> **RECORD LIST**
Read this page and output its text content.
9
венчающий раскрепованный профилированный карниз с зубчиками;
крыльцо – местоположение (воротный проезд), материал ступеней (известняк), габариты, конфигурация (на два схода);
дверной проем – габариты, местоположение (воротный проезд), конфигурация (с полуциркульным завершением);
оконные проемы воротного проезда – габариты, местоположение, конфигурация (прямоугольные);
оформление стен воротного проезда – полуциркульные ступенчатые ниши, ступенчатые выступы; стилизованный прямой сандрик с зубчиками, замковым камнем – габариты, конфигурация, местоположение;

> **EXERCISE DIRECTIONS**
Copy each line holding the word "проезда" from the listing above.

> **ANSWER TO THIS PROBLEM**
оконные проемы воротного проезда – габариты, местоположение, конфигурация (прямоугольные);
оформление стен воротного проезда – полуциркульные ступенчатые ниши, ступенчатые выступы; стилизованный прямой сандрик с зубчиками, замковым камнем – габариты, конфигурация, местоположение;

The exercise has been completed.